To be done:
Go through the listing and set it down exactly, leaving out its pictures.

[Start of Data listing]

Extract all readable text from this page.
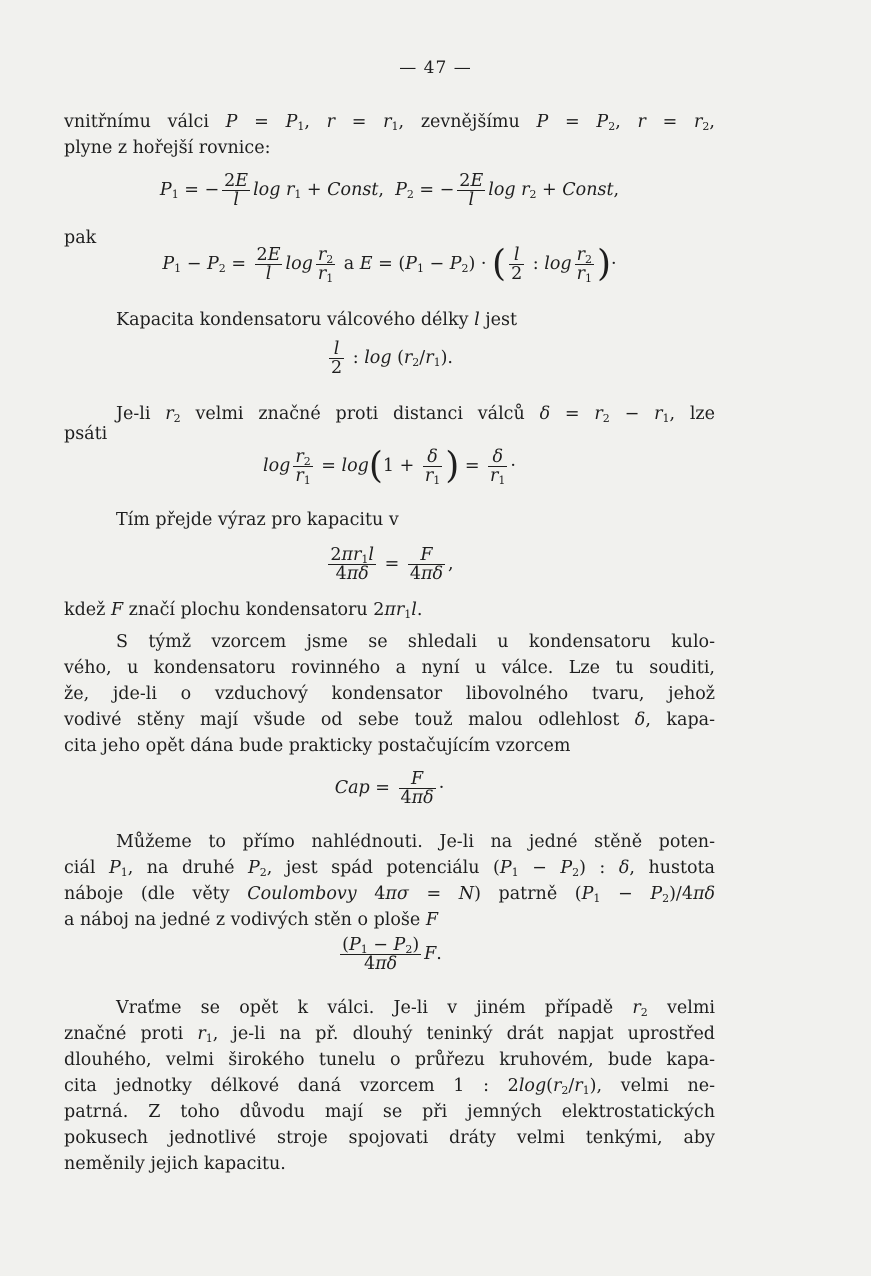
— 47 —
vnitřnímu válci $P = P_1$, $r = r_1$, zevnějšímu $P = P_2$, $r = r_2$,
plyne z hořejší rovnice:
$P_1$ = − $\frac{2E}{l}$ $\log r_1$ + Const,  $P_2$ = − $\frac{2E}{l}$ $\log r_2$ + Const,
pak
$P_1 - P_2 = \frac{2E}{l}$ $\log \frac{r_2}{r_1}$ a $E = (P_1 - P_2)$ · ( $\frac{l}{2}$ : $\log \frac{r_2}{r_1}$ )·
Kapacita kondensatoru válcového délky l jest
$\frac{l}{2}$ : $\log (r_2/r_1)$.
Je-li $r_2$ velmi značné proti distanci válců $\delta = r_2 - r_1$, lze
psáti
$\log \frac{r_2}{r_1} = \log(1 + \frac{\delta}{r_1}$ ) = $\frac{\delta}{r_1}$ ·
Tím přejde výraz pro kapacitu v
$\frac{2\pi r_1l}{4\pi\delta} = \frac{F}{4\pi\delta}$ ,
kdež F značí plochu kondensatoru $2\pi r_1l$.
S týmž vzorcem jsme se shledali u kondensatoru kulo-
vého, u kondensatoru rovinného a nyní u válce. Lze tu souditi,
že, jde-li o vzduchový kondensator libovolného tvaru, jehož
vodivé stěny mají všude od sebe touž malou odlehlost δ, kapa-
cita jeho opět dána bude prakticky postačujícím vzorcem
Cap = $\frac{F}{4\pi\delta}$ ·
Můžeme to přímo nahlédnouti. Je-li na jedné stěně poten-
ciál $P_1$, na druhé $P_2$, jest spád potenciálu $(P_1 - P_2)$ : δ, hustota
náboje (dle věty Coulombovy 4πσ = N) patrně $(P_1 - P_2)/4\pi\delta$
a náboj na jedné z vodivých stěn o ploše F
$\frac{(P_1 - P_2)}{4\pi\delta} F$.
Vraťme se opět k válci. Je-li v jiném případě $r_2$ velmi
značné proti $r_1$, je-li na př. dlouhý teninký drát napjat uprostřed
dlouhého, velmi širokého tunelu o průřezu kruhovém, bude kapa-
cita jednotky délkové daná vzorcem 1 : $2\log(r_2/r_1)$, velmi ne-
patrná. Z toho důvodu mají se při jemných elektrostatických
pokusech jednotlivé stroje spojovati dráty velmi tenkými, aby
neměnily jejich kapacitu.
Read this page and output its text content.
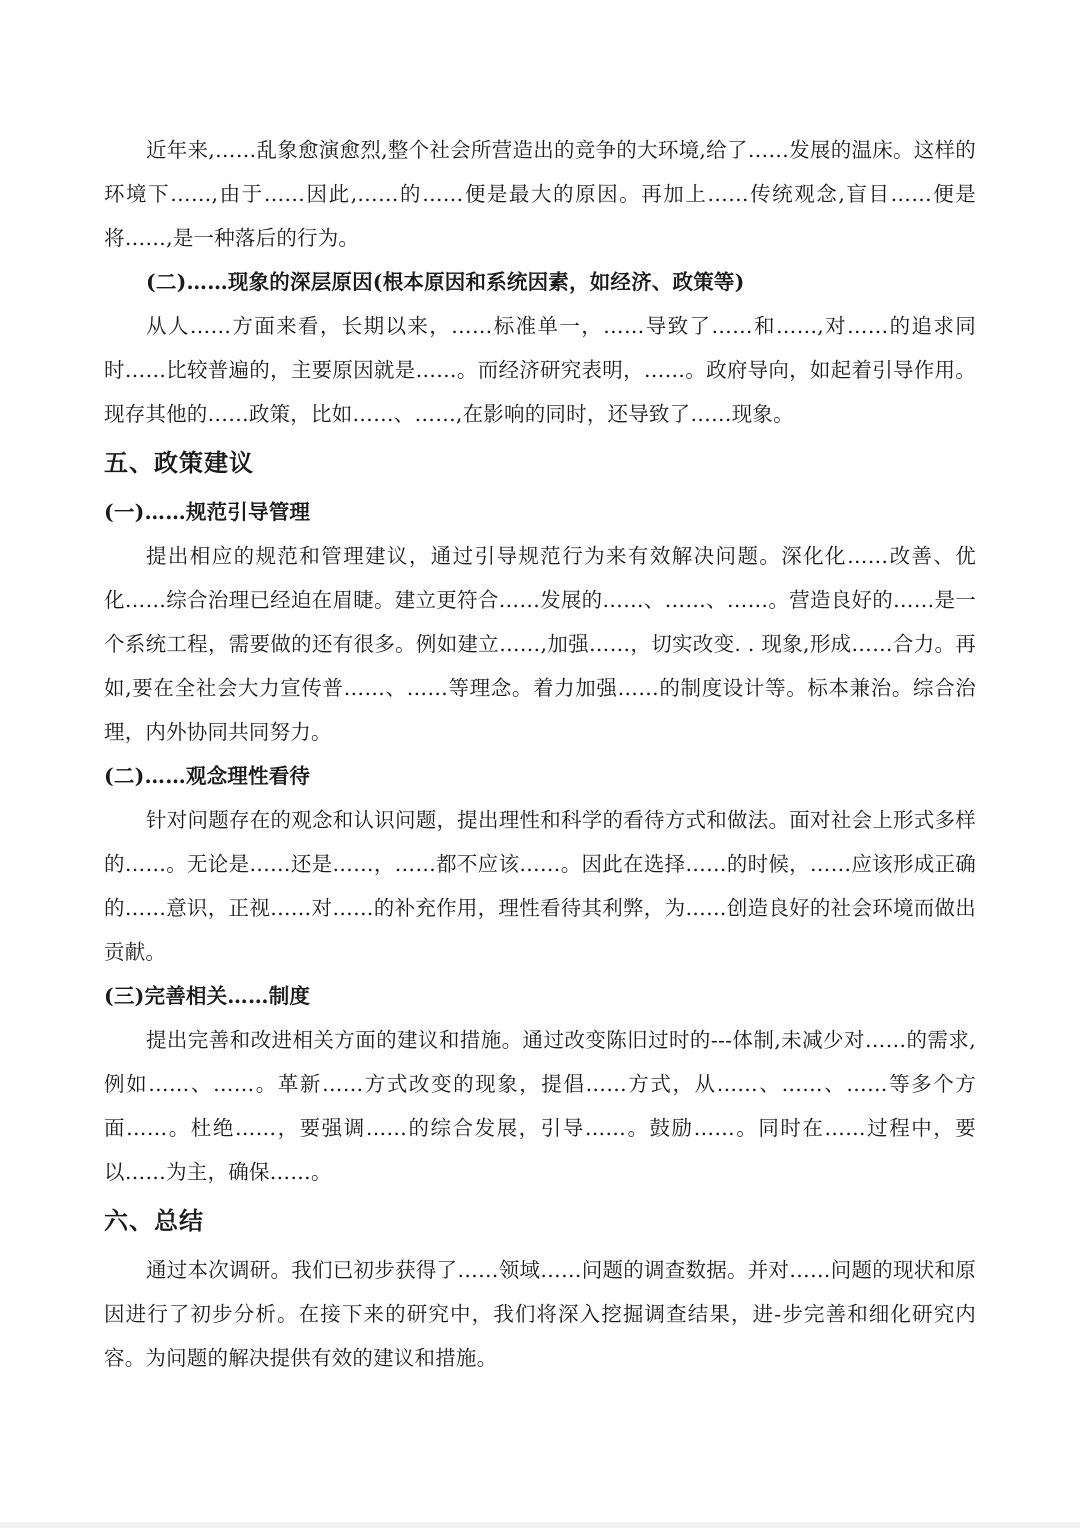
近年来,……乱象愈演愈烈,整个社会所营造出的竞争的大环境,给了……发展的温床。这样的环境下……,由于……因此,……的……便是最大的原因。再加上……传统观念,盲目……便是将……,是一种落后的行为。

(二)……现象的深层原因(根本原因和系统因素，如经济、政策等)

从人……方面来看，长期以来，……标准单一，……导致了……和……,对……的追求同时……比较普遍的，主要原因就是……。而经济研究表明，……。政府导向，如起着引导作用。现存其他的……政策，比如……、……,在影响的同时，还导致了……现象。

五、政策建议

(一)……规范引导管理

提出相应的规范和管理建议，通过引导规范行为来有效解决问题。深化化……改善、优化……综合治理已经迫在眉睫。建立更符合……发展的……、……、……。营造良好的……是一个系统工程，需要做的还有很多。例如建立……,加强……，切实改变. . 现象,形成……合力。再如,要在全社会大力宣传普……、……等理念。着力加强……的制度设计等。标本兼治。综合治理，内外协同共同努力。

(二)……观念理性看待

针对问题存在的观念和认识问题，提出理性和科学的看待方式和做法。面对社会上形式多样的……。无论是……还是……，……都不应该……。因此在选择……的时候，……应该形成正确的……意识，正视……对……的补充作用，理性看待其利弊，为……创造良好的社会环境而做出贡献。

(三)完善相关……制度

提出完善和改进相关方面的建议和措施。通过改变陈旧过时的---体制,未减少对……的需求,例如……、……。革新……方式改变的现象，提倡……方式，从……、……、……等多个方面……。杜绝……，要强调……的综合发展，引导……。鼓励……。同时在……过程中，要以……为主，确保……。

六、总结

通过本次调研。我们已初步获得了……领域……问题的调查数据。并对……问题的现状和原因进行了初步分析。在接下来的研究中，我们将深入挖掘调查结果，进-步完善和细化研究内容。为问题的解决提供有效的建议和措施。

[End of Data listing]

Task answer:
Extract all readable text from this page.
— 47 —
vnitřnímu válci $P = P_1$, $r = r_1$, zevnějšímu $P = P_2$, $r = r_2$,
plyne z hořejší rovnice:
$P_1$ = − $\frac{2E}{l}$ $\log r_1$ + Const,  $P_2$ = − $\frac{2E}{l}$ $\log r_2$ + Const,
pak
$P_1 - P_2 = \frac{2E}{l}$ $\log \frac{r_2}{r_1}$ a $E = (P_1 - P_2)$ · ( $\frac{l}{2}$ : $\log \frac{r_2}{r_1}$ )·
Kapacita kondensatoru válcového délky l jest
$\frac{l}{2}$ : $\log (r_2/r_1)$.
Je-li $r_2$ velmi značné proti distanci válců $\delta = r_2 - r_1$, lze
psáti
$\log \frac{r_2}{r_1} = \log(1 + \frac{\delta}{r_1}$ ) = $\frac{\delta}{r_1}$ ·
Tím přejde výraz pro kapacitu v
$\frac{2\pi r_1l}{4\pi\delta} = \frac{F}{4\pi\delta}$ ,
kdež F značí plochu kondensatoru $2\pi r_1l$.
S týmž vzorcem jsme se shledali u kondensatoru kulo-
vého, u kondensatoru rovinného a nyní u válce. Lze tu souditi,
že, jde-li o vzduchový kondensator libovolného tvaru, jehož
vodivé stěny mají všude od sebe touž malou odlehlost δ, kapa-
cita jeho opět dána bude prakticky postačujícím vzorcem
Cap = $\frac{F}{4\pi\delta}$ ·
Můžeme to přímo nahlédnouti. Je-li na jedné stěně poten-
ciál $P_1$, na druhé $P_2$, jest spád potenciálu $(P_1 - P_2)$ : δ, hustota
náboje (dle věty Coulombovy 4πσ = N) patrně $(P_1 - P_2)/4\pi\delta$
a náboj na jedné z vodivých stěn o ploše F
$\frac{(P_1 - P_2)}{4\pi\delta} F$.
Vraťme se opět k válci. Je-li v jiném případě $r_2$ velmi
značné proti $r_1$, je-li na př. dlouhý teninký drát napjat uprostřed
dlouhého, velmi širokého tunelu o průřezu kruhovém, bude kapa-
cita jednotky délkové daná vzorcem 1 : $2\log(r_2/r_1)$, velmi ne-
patrná. Z toho důvodu mají se při jemných elektrostatických
pokusech jednotlivé stroje spojovati dráty velmi tenkými, aby
neměnily jejich kapacitu.
Read this page and output its text content.
近年来,……乱象愈演愈烈,整个社会所营造出的竞争的大环境,给了……发展的温床。这样的环境下……,由于……因此,……的……便是最大的原因。再加上……传统观念,盲目……便是将……,是一种落后的行为。

(二)……现象的深层原因(根本原因和系统因素，如经济、政策等)

从人……方面来看，长期以来，……标准单一，……导致了……和……,对……的追求同时……比较普遍的，主要原因就是……。而经济研究表明，……。政府导向，如起着引导作用。现存其他的……政策，比如……、……,在影响的同时，还导致了……现象。

五、政策建议

(一)……规范引导管理

提出相应的规范和管理建议，通过引导规范行为来有效解决问题。深化化……改善、优化……综合治理已经迫在眉睫。建立更符合……发展的……、……、……。营造良好的……是一个系统工程，需要做的还有很多。例如建立……,加强……，切实改变. . 现象,形成……合力。再如,要在全社会大力宣传普……、……等理念。着力加强……的制度设计等。标本兼治。综合治理，内外协同共同努力。

(二)……观念理性看待

针对问题存在的观念和认识问题，提出理性和科学的看待方式和做法。面对社会上形式多样的……。无论是……还是……，……都不应该……。因此在选择……的时候，……应该形成正确的……意识，正视……对……的补充作用，理性看待其利弊，为……创造良好的社会环境而做出贡献。

(三)完善相关……制度

提出完善和改进相关方面的建议和措施。通过改变陈旧过时的---体制,未减少对……的需求,例如……、……。革新……方式改变的现象，提倡……方式，从……、……、……等多个方面……。杜绝……，要强调……的综合发展，引导……。鼓励……。同时在……过程中，要以……为主，确保……。

六、总结

通过本次调研。我们已初步获得了……领域……问题的调查数据。并对……问题的现状和原因进行了初步分析。在接下来的研究中，我们将深入挖掘调查结果，进-步完善和细化研究内容。为问题的解决提供有效的建议和措施。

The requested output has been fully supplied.